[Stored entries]
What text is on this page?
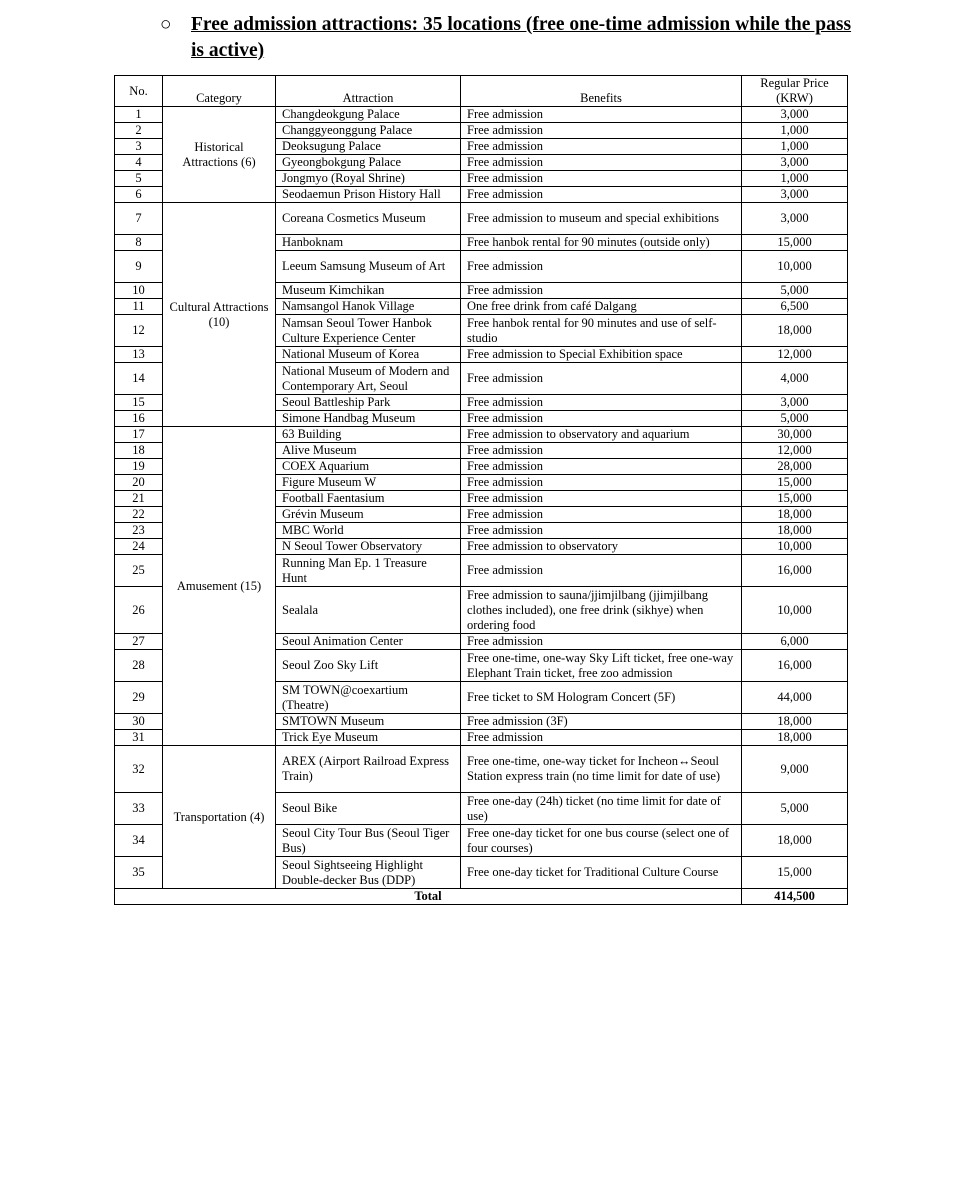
○ Free admission attractions: 35 locations (free one-time admission while the pass is active)
No.	Category	Attraction	Benefits	Regular Price (KRW)
1	Historical Attractions (6)	Changdeokgung Palace	Free admission	3,000
2		Changgyeonggung Palace	Free admission	1,000
3		Deoksugung Palace	Free admission	1,000
4		Gyeongbokgung Palace	Free admission	3,000
5		Jongmyo (Royal Shrine)	Free admission	1,000
6		Seodaemun Prison History Hall	Free admission	3,000
7	Cultural Attractions (10)	Coreana Cosmetics Museum	Free admission to museum and special exhibitions	3,000
8		Hanboknam	Free hanbok rental for 90 minutes (outside only)	15,000
9		Leeum Samsung Museum of Art	Free admission	10,000
10		Museum Kimchikan	Free admission	5,000
11		Namsangol Hanok Village	One free drink from café Dalgang	6,500
12		Namsan Seoul Tower Hanbok Culture Experience Center	Free hanbok rental for 90 minutes and use of self-studio	18,000
13		National Museum of Korea	Free admission to Special Exhibition space	12,000
14		National Museum of Modern and Contemporary Art, Seoul	Free admission	4,000
15		Seoul Battleship Park	Free admission	3,000
16		Simone Handbag Museum	Free admission	5,000
17	Amusement (15)	63 Building	Free admission to observatory and aquarium	30,000
18		Alive Museum	Free admission	12,000
19		COEX Aquarium	Free admission	28,000
20		Figure Museum W	Free admission	15,000
21		Football Faentasium	Free admission	15,000
22		Grévin Museum	Free admission	18,000
23		MBC World	Free admission	18,000
24		N Seoul Tower Observatory	Free admission to observatory	10,000
25		Running Man Ep. 1 Treasure Hunt	Free admission	16,000
26		Sealala	Free admission to sauna/jjimjilbang (jjimjilbang clothes included), one free drink (sikhye) when ordering food	10,000
27		Seoul Animation Center	Free admission	6,000
28		Seoul Zoo Sky Lift	Free one-time, one-way Sky Lift ticket, free one-way Elephant Train ticket, free zoo admission	16,000
29		SM TOWN@coexartium (Theatre)	Free ticket to SM Hologram Concert (5F)	44,000
30		SMTOWN Museum	Free admission (3F)	18,000
31		Trick Eye Museum	Free admission	18,000
32	Transportation (4)	AREX (Airport Railroad Express Train)	Free one-time, one-way ticket for Incheon↔Seoul Station express train (no time limit for date of use)	9,000
33		Seoul Bike	Free one-day (24h) ticket (no time limit for date of use)	5,000
34		Seoul City Tour Bus (Seoul Tiger Bus)	Free one-day ticket for one bus course (select one of four courses)	18,000
35		Seoul Sightseeing Highlight Double-decker Bus (DDP)	Free one-day ticket for Traditional Culture Course	15,000
Total				414,500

TASK REQUIREMENTS: Show every line of the records above that contains the word "Train".

OUTPUT:
28		Seoul Zoo Sky Lift	Free one-time, one-way Sky Lift ticket, free one-way Elephant Train ticket, free zoo admission	16,000
32	Transportation (4)	AREX (Airport Railroad Express Train)	Free one-time, one-way ticket for Incheon↔Seoul Station express train (no time limit for date of use)	9,000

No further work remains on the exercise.